Data provided:
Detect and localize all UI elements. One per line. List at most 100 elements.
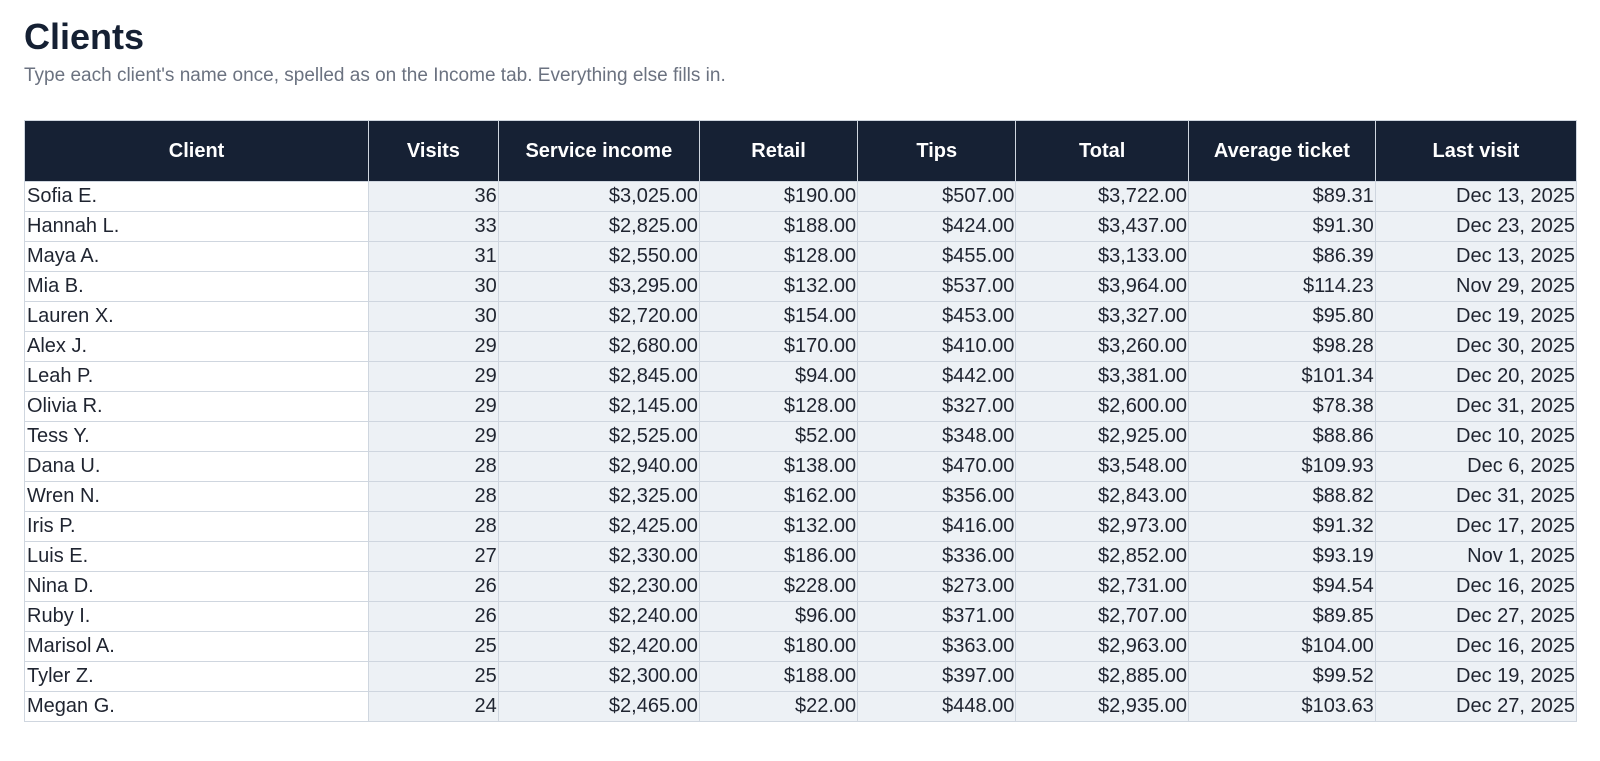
average-ticket-cell[interactable]: $101.34 bbox=[1187, 361, 1376, 392]
total-cell[interactable]: $3,327.00 bbox=[1015, 301, 1189, 332]
total-cell[interactable]: $3,260.00 bbox=[1015, 331, 1189, 362]
total-cell[interactable]: $2,600.00 bbox=[1015, 391, 1189, 422]
visits-cell[interactable]: 36 bbox=[368, 181, 499, 212]
average-ticket-cell[interactable]: $78.38 bbox=[1187, 391, 1376, 422]
total-cell[interactable]: $3,722.00 bbox=[1015, 181, 1189, 212]
average-ticket-cell[interactable]: $91.30 bbox=[1187, 211, 1376, 242]
retail-cell[interactable]: $186.00 bbox=[698, 541, 859, 572]
total-cell[interactable]: $2,963.00 bbox=[1015, 631, 1189, 662]
last-visit-cell[interactable]: Dec 31, 2025 bbox=[1374, 481, 1578, 512]
client-name-cell[interactable]: Olivia R. bbox=[23, 391, 370, 422]
tips-cell[interactable]: $397.00 bbox=[857, 661, 1017, 692]
tips-cell[interactable]: $537.00 bbox=[857, 271, 1017, 302]
service-income-cell[interactable]: $2,300.00 bbox=[497, 661, 700, 692]
total-cell[interactable]: $2,852.00 bbox=[1015, 541, 1189, 572]
tips-cell[interactable]: $453.00 bbox=[857, 301, 1017, 332]
column-header-average-ticket[interactable]: Average ticket bbox=[1187, 120, 1376, 182]
client-name-cell[interactable]: Iris P. bbox=[23, 511, 370, 542]
service-income-cell[interactable]: $2,680.00 bbox=[497, 331, 700, 362]
last-visit-cell[interactable]: Dec 20, 2025 bbox=[1374, 361, 1578, 392]
retail-cell[interactable]: $154.00 bbox=[698, 301, 859, 332]
visits-cell[interactable]: 26 bbox=[368, 601, 499, 632]
visits-cell[interactable]: 26 bbox=[368, 571, 499, 602]
last-visit-cell[interactable]: Nov 1, 2025 bbox=[1374, 541, 1578, 572]
average-ticket-cell[interactable]: $88.82 bbox=[1187, 481, 1376, 512]
last-visit-cell[interactable]: Dec 19, 2025 bbox=[1374, 661, 1578, 692]
client-name-cell[interactable]: Tyler Z. bbox=[23, 661, 370, 692]
average-ticket-cell[interactable]: $86.39 bbox=[1187, 241, 1376, 272]
client-name-cell[interactable]: Megan G. bbox=[23, 691, 370, 722]
last-visit-cell[interactable]: Dec 17, 2025 bbox=[1374, 511, 1578, 542]
retail-cell[interactable]: $94.00 bbox=[698, 361, 859, 392]
total-cell[interactable]: $2,731.00 bbox=[1015, 571, 1189, 602]
visits-cell[interactable]: 28 bbox=[368, 511, 499, 542]
average-ticket-cell[interactable]: $109.93 bbox=[1187, 451, 1376, 482]
visits-cell[interactable]: 27 bbox=[368, 541, 499, 572]
retail-cell[interactable]: $52.00 bbox=[698, 421, 859, 452]
last-visit-cell[interactable]: Nov 29, 2025 bbox=[1374, 271, 1578, 302]
visits-cell[interactable]: 29 bbox=[368, 391, 499, 422]
last-visit-cell[interactable]: Dec 16, 2025 bbox=[1374, 631, 1578, 662]
client-name-cell[interactable]: Marisol A. bbox=[23, 631, 370, 662]
average-ticket-cell[interactable]: $95.80 bbox=[1187, 301, 1376, 332]
retail-cell[interactable]: $180.00 bbox=[698, 631, 859, 662]
client-name-cell[interactable]: Leah P. bbox=[23, 361, 370, 392]
client-name-cell[interactable]: Tess Y. bbox=[23, 421, 370, 452]
visits-cell[interactable]: 24 bbox=[368, 691, 499, 722]
visits-cell[interactable]: 30 bbox=[368, 271, 499, 302]
total-cell[interactable]: $3,548.00 bbox=[1015, 451, 1189, 482]
column-header-total[interactable]: Total bbox=[1015, 120, 1189, 182]
visits-cell[interactable]: 29 bbox=[368, 361, 499, 392]
retail-cell[interactable]: $132.00 bbox=[698, 271, 859, 302]
service-income-cell[interactable]: $3,025.00 bbox=[497, 181, 700, 212]
average-ticket-cell[interactable]: $98.28 bbox=[1187, 331, 1376, 362]
last-visit-cell[interactable]: Dec 13, 2025 bbox=[1374, 181, 1578, 212]
service-income-cell[interactable]: $2,145.00 bbox=[497, 391, 700, 422]
tips-cell[interactable]: $424.00 bbox=[857, 211, 1017, 242]
service-income-cell[interactable]: $2,330.00 bbox=[497, 541, 700, 572]
retail-cell[interactable]: $228.00 bbox=[698, 571, 859, 602]
tips-cell[interactable]: $455.00 bbox=[857, 241, 1017, 272]
service-income-cell[interactable]: $2,465.00 bbox=[497, 691, 700, 722]
last-visit-cell[interactable]: Dec 31, 2025 bbox=[1374, 391, 1578, 422]
retail-cell[interactable]: $188.00 bbox=[698, 211, 859, 242]
retail-cell[interactable]: $128.00 bbox=[698, 391, 859, 422]
average-ticket-cell[interactable]: $88.86 bbox=[1187, 421, 1376, 452]
column-header-tips[interactable]: Tips bbox=[857, 120, 1017, 182]
visits-cell[interactable]: 29 bbox=[368, 421, 499, 452]
tips-cell[interactable]: $356.00 bbox=[857, 481, 1017, 512]
service-income-cell[interactable]: $2,940.00 bbox=[497, 451, 700, 482]
client-name-cell[interactable]: Alex J. bbox=[23, 331, 370, 362]
last-visit-cell[interactable]: Dec 19, 2025 bbox=[1374, 301, 1578, 332]
client-name-cell[interactable]: Lauren X. bbox=[23, 301, 370, 332]
column-header-retail[interactable]: Retail bbox=[698, 120, 859, 182]
tips-cell[interactable]: $348.00 bbox=[857, 421, 1017, 452]
average-ticket-cell[interactable]: $89.85 bbox=[1187, 601, 1376, 632]
service-income-cell[interactable]: $2,425.00 bbox=[497, 511, 700, 542]
service-income-cell[interactable]: $2,420.00 bbox=[497, 631, 700, 662]
column-header-service-income[interactable]: Service income bbox=[497, 120, 700, 182]
client-name-cell[interactable]: Ruby I. bbox=[23, 601, 370, 632]
average-ticket-cell[interactable]: $114.23 bbox=[1187, 271, 1376, 302]
client-name-cell[interactable]: Nina D. bbox=[23, 571, 370, 602]
retail-cell[interactable]: $128.00 bbox=[698, 241, 859, 272]
total-cell[interactable]: $2,973.00 bbox=[1015, 511, 1189, 542]
retail-cell[interactable]: $138.00 bbox=[698, 451, 859, 482]
tips-cell[interactable]: $363.00 bbox=[857, 631, 1017, 662]
last-visit-cell[interactable]: Dec 10, 2025 bbox=[1374, 421, 1578, 452]
last-visit-cell[interactable]: Dec 23, 2025 bbox=[1374, 211, 1578, 242]
tips-cell[interactable]: $507.00 bbox=[857, 181, 1017, 212]
retail-cell[interactable]: $188.00 bbox=[698, 661, 859, 692]
total-cell[interactable]: $3,133.00 bbox=[1015, 241, 1189, 272]
tips-cell[interactable]: $410.00 bbox=[857, 331, 1017, 362]
retail-cell[interactable]: $132.00 bbox=[698, 511, 859, 542]
service-income-cell[interactable]: $2,325.00 bbox=[497, 481, 700, 512]
visits-cell[interactable]: 28 bbox=[368, 451, 499, 482]
visits-cell[interactable]: 28 bbox=[368, 481, 499, 512]
visits-cell[interactable]: 25 bbox=[368, 631, 499, 662]
client-name-cell[interactable]: Dana U. bbox=[23, 451, 370, 482]
retail-cell[interactable]: $162.00 bbox=[698, 481, 859, 512]
last-visit-cell[interactable]: Dec 30, 2025 bbox=[1374, 331, 1578, 362]
client-name-cell[interactable]: Wren N. bbox=[23, 481, 370, 512]
retail-cell[interactable]: $22.00 bbox=[698, 691, 859, 722]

Task:
Rewrite the data from the line with "361, 1376, 392]" to the line with "tips-cell[interactable]: $537.00 bbox=[857, 271, 1017, 302]", putting "sum-cell" in place of "total-cell" and keeping everything else unchanged. Give back only those lines.

Answer:
average-ticket-cell[interactable]: $101.34 bbox=[1187, 361, 1376, 392]
sum-cell[interactable]: $3,327.00 bbox=[1015, 301, 1189, 332]
sum-cell[interactable]: $3,260.00 bbox=[1015, 331, 1189, 362]
sum-cell[interactable]: $2,600.00 bbox=[1015, 391, 1189, 422]
visits-cell[interactable]: 36 bbox=[368, 181, 499, 212]
average-ticket-cell[interactable]: $78.38 bbox=[1187, 391, 1376, 422]
sum-cell[interactable]: $3,722.00 bbox=[1015, 181, 1189, 212]
average-ticket-cell[interactable]: $91.30 bbox=[1187, 211, 1376, 242]
retail-cell[interactable]: $186.00 bbox=[698, 541, 859, 572]
sum-cell[interactable]: $2,963.00 bbox=[1015, 631, 1189, 662]
last-visit-cell[interactable]: Dec 31, 2025 bbox=[1374, 481, 1578, 512]
client-name-cell[interactable]: Olivia R. bbox=[23, 391, 370, 422]
tips-cell[interactable]: $397.00 bbox=[857, 661, 1017, 692]
tips-cell[interactable]: $537.00 bbox=[857, 271, 1017, 302]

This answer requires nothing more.